RECORDS PROVIDED ::
%%

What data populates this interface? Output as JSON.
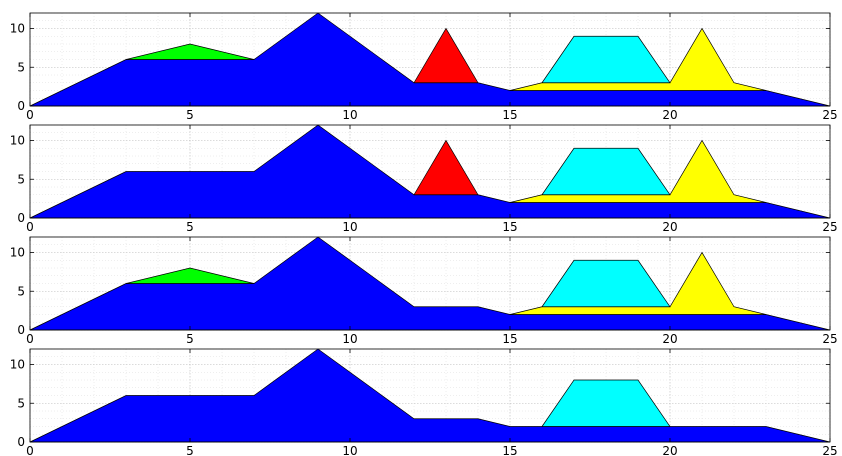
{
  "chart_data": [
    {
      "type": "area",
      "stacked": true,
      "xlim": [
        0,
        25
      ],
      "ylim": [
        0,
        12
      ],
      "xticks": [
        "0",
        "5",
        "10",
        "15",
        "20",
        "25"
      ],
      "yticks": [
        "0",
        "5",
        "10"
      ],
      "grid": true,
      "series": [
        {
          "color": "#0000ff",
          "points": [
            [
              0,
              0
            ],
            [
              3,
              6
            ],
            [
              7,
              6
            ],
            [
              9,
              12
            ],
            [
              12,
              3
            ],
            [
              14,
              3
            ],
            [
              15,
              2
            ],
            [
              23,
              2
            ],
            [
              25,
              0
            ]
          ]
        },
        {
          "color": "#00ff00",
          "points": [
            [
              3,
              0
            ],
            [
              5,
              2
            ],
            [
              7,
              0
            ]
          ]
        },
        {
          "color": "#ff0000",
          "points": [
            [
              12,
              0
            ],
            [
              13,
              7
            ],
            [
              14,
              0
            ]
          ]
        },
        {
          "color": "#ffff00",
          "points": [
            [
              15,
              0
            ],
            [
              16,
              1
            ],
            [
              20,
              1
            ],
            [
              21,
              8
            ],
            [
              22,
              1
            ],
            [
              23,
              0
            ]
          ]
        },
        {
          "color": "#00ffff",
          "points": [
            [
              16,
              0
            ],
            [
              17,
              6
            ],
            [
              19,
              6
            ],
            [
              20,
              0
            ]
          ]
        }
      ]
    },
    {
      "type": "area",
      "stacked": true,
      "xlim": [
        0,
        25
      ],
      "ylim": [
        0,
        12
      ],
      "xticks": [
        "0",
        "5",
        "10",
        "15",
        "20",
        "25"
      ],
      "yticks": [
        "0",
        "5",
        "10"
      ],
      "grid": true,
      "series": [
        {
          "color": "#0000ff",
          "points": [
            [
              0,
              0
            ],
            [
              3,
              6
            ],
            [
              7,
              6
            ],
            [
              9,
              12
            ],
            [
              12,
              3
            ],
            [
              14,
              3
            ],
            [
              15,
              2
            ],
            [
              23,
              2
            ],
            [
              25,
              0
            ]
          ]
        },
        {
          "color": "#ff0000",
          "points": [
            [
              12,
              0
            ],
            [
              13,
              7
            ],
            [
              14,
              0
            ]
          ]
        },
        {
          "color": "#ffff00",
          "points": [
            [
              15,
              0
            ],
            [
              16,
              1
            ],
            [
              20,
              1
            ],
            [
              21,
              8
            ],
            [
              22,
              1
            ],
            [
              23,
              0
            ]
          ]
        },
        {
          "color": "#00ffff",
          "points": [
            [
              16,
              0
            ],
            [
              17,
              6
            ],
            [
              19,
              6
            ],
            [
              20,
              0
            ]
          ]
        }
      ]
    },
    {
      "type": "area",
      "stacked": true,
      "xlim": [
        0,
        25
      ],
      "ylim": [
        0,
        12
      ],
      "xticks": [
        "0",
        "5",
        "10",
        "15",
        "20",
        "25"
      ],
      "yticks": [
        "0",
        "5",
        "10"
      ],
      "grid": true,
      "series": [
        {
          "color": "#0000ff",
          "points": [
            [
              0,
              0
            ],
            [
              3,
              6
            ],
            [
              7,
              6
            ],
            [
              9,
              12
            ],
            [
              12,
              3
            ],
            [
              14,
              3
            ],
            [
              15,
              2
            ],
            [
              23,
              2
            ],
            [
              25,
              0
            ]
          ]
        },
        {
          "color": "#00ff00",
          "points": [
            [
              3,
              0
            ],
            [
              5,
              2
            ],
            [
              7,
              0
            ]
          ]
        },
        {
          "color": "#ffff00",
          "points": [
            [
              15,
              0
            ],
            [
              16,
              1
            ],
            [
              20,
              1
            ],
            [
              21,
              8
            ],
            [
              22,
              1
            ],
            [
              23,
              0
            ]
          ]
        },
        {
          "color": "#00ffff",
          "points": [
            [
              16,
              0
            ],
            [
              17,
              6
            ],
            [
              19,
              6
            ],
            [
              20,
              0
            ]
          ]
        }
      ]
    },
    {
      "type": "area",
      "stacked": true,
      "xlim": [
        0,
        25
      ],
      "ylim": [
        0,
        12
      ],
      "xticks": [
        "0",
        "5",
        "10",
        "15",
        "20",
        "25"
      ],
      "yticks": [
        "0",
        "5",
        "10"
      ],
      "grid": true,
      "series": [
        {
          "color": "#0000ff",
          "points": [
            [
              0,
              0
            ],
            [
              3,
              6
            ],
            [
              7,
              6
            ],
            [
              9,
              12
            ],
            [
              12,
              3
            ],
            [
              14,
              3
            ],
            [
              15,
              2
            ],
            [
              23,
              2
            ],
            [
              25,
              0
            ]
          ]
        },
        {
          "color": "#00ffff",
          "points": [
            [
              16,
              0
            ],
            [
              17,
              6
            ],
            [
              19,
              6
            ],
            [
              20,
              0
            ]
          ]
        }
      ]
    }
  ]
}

%%
%%

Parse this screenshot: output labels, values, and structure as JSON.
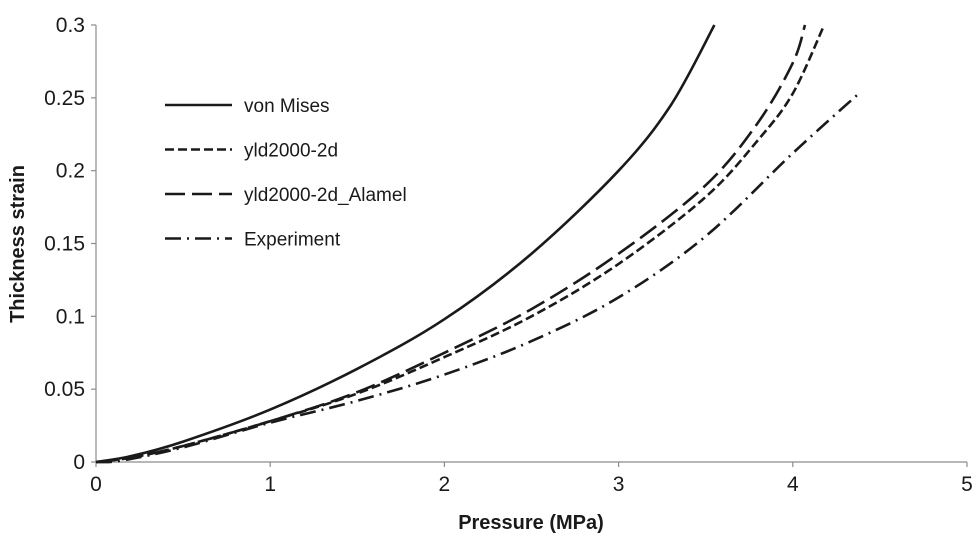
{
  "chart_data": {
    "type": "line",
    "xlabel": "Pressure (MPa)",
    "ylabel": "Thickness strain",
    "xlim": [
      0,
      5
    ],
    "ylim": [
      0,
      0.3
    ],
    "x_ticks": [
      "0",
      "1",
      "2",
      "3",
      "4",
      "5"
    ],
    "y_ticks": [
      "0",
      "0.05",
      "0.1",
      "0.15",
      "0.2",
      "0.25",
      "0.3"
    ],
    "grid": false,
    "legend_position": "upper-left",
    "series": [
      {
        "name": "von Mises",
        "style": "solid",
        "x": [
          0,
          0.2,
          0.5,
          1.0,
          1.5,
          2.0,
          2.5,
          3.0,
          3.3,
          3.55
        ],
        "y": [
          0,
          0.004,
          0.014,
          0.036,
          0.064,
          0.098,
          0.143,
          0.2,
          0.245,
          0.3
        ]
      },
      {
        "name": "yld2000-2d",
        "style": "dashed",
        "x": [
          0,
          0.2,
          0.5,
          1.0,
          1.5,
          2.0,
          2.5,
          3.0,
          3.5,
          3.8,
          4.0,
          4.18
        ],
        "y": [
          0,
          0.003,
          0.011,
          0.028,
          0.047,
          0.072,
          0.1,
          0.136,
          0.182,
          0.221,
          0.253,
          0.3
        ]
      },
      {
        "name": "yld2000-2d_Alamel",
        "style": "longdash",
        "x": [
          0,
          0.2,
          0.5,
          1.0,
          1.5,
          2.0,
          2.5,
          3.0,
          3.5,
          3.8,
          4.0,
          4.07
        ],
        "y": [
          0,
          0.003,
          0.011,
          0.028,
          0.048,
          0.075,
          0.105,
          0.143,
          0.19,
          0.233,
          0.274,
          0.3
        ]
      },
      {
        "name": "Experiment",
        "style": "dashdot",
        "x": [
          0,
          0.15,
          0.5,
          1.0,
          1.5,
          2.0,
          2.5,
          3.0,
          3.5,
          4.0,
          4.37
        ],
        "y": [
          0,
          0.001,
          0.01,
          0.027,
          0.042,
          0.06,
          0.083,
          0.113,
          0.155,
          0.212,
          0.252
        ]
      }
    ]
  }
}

%%

EXERCISE AIM ::
Using the records above, list each line that includes "name".

CORRECT ANSWER ::
        "name": "von Mises",
        "name": "yld2000-2d",
        "name": "yld2000-2d_Alamel",
        "name": "Experiment",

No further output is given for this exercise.